## Required task
All of the material below is to be retyped exactly.

## Dataset
= = = =

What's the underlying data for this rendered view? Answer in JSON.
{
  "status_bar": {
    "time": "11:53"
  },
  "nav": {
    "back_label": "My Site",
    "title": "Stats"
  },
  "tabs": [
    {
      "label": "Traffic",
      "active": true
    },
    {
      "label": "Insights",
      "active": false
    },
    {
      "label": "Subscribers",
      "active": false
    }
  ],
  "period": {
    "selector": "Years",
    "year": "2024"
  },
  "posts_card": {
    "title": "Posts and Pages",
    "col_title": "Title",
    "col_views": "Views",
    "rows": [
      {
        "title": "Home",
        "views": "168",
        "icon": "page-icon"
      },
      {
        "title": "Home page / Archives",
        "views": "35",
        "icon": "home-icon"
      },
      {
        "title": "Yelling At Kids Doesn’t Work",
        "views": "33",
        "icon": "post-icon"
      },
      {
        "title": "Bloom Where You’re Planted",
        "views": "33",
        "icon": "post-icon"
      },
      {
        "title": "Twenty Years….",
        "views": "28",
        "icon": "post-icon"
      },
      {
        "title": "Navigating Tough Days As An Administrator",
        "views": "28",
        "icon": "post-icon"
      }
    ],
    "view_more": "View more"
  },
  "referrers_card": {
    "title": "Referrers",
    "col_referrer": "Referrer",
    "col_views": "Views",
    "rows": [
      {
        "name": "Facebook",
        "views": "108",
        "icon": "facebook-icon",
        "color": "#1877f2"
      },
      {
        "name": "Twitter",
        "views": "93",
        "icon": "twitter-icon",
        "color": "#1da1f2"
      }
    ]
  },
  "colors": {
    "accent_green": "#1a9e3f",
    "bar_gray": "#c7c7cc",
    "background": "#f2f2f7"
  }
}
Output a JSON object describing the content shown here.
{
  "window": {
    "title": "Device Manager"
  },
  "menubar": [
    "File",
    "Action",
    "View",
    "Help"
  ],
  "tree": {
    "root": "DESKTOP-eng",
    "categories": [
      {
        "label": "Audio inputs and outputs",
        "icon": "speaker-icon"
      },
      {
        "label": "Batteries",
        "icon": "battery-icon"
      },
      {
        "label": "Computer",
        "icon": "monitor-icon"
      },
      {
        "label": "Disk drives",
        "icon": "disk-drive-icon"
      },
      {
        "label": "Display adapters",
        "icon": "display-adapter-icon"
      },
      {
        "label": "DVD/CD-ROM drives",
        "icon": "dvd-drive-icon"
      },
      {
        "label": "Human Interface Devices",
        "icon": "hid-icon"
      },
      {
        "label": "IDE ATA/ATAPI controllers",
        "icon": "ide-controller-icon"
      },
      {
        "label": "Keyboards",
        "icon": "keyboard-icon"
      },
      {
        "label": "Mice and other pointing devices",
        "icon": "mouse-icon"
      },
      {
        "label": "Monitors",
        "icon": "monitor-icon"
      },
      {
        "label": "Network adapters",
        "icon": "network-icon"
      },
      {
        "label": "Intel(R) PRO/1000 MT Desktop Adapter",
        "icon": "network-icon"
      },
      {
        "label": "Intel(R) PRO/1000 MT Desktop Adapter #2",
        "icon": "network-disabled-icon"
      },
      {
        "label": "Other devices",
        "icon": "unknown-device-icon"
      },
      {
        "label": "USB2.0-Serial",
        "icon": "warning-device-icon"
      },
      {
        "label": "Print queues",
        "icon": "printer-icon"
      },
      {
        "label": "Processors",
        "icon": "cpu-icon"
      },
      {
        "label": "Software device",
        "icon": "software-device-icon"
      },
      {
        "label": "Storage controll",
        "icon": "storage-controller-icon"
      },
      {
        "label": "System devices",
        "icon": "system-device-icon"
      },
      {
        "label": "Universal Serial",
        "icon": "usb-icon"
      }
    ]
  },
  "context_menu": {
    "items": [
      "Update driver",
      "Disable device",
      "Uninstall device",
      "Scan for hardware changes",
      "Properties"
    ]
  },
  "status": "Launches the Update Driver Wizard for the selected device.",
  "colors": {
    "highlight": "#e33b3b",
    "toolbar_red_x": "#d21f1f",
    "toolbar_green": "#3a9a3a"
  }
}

= = = =

## Response
What's the underlying data for this rendered view? Answer in JSON.
{
  "status_bar": {
    "time": "11:53"
  },
  "nav": {
    "back_label": "My Site",
    "title": "Stats"
  },
  "tabs": [
    {
      "label": "Traffic",
      "active": true
    },
    {
      "label": "Insights",
      "active": false
    },
    {
      "label": "Subscribers",
      "active": false
    }
  ],
  "period": {
    "selector": "Years",
    "year": "2024"
  },
  "posts_card": {
    "title": "Posts and Pages",
    "col_title": "Title",
    "col_views": "Views",
    "rows": [
      {
        "title": "Home",
        "views": "168",
        "icon": "page-icon"
      },
      {
        "title": "Home page / Archives",
        "views": "35",
        "icon": "home-icon"
      },
      {
        "title": "Yelling At Kids Doesn’t Work",
        "views": "33",
        "icon": "post-icon"
      },
      {
        "title": "Bloom Where You’re Planted",
        "views": "33",
        "icon": "post-icon"
      },
      {
        "title": "Twenty Years….",
        "views": "28",
        "icon": "post-icon"
      },
      {
        "title": "Navigating Tough Days As An Administrator",
        "views": "28",
        "icon": "post-icon"
      }
    ],
    "view_more": "View more"
  },
  "referrers_card": {
    "title": "Referrers",
    "col_referrer": "Referrer",
    "col_views": "Views",
    "rows": [
      {
        "name": "Facebook",
        "views": "108",
        "icon": "facebook-icon",
        "color": "#1877f2"
      },
      {
        "name": "Twitter",
        "views": "93",
        "icon": "twitter-icon",
        "color": "#1da1f2"
      }
    ]
  },
  "colors": {
    "accent_green": "#1a9e3f",
    "bar_gray": "#c7c7cc",
    "background": "#f2f2f7"
  }
}
Output a JSON object describing the content shown here.
{
  "window": {
    "title": "Device Manager"
  },
  "menubar": [
    "File",
    "Action",
    "View",
    "Help"
  ],
  "tree": {
    "root": "DESKTOP-eng",
    "categories": [
      {
        "label": "Audio inputs and outputs",
        "icon": "speaker-icon"
      },
      {
        "label": "Batteries",
        "icon": "battery-icon"
      },
      {
        "label": "Computer",
        "icon": "monitor-icon"
      },
      {
        "label": "Disk drives",
        "icon": "disk-drive-icon"
      },
      {
        "label": "Display adapters",
        "icon": "display-adapter-icon"
      },
      {
        "label": "DVD/CD-ROM drives",
        "icon": "dvd-drive-icon"
      },
      {
        "label": "Human Interface Devices",
        "icon": "hid-icon"
      },
      {
        "label": "IDE ATA/ATAPI controllers",
        "icon": "ide-controller-icon"
      },
      {
        "label": "Keyboards",
        "icon": "keyboard-icon"
      },
      {
        "label": "Mice and other pointing devices",
        "icon": "mouse-icon"
      },
      {
        "label": "Monitors",
        "icon": "monitor-icon"
      },
      {
        "label": "Network adapters",
        "icon": "network-icon"
      },
      {
        "label": "Intel(R) PRO/1000 MT Desktop Adapter",
        "icon": "network-icon"
      },
      {
        "label": "Intel(R) PRO/1000 MT Desktop Adapter #2",
        "icon": "network-disabled-icon"
      },
      {
        "label": "Other devices",
        "icon": "unknown-device-icon"
      },
      {
        "label": "USB2.0-Serial",
        "icon": "warning-device-icon"
      },
      {
        "label": "Print queues",
        "icon": "printer-icon"
      },
      {
        "label": "Processors",
        "icon": "cpu-icon"
      },
      {
        "label": "Software device",
        "icon": "software-device-icon"
      },
      {
        "label": "Storage controll",
        "icon": "storage-controller-icon"
      },
      {
        "label": "System devices",
        "icon": "system-device-icon"
      },
      {
        "label": "Universal Serial",
        "icon": "usb-icon"
      }
    ]
  },
  "context_menu": {
    "items": [
      "Update driver",
      "Disable device",
      "Uninstall device",
      "Scan for hardware changes",
      "Properties"
    ]
  },
  "status": "Launches the Update Driver Wizard for the selected device.",
  "colors": {
    "highlight": "#e33b3b",
    "toolbar_red_x": "#d21f1f",
    "toolbar_green": "#3a9a3a"
  }
}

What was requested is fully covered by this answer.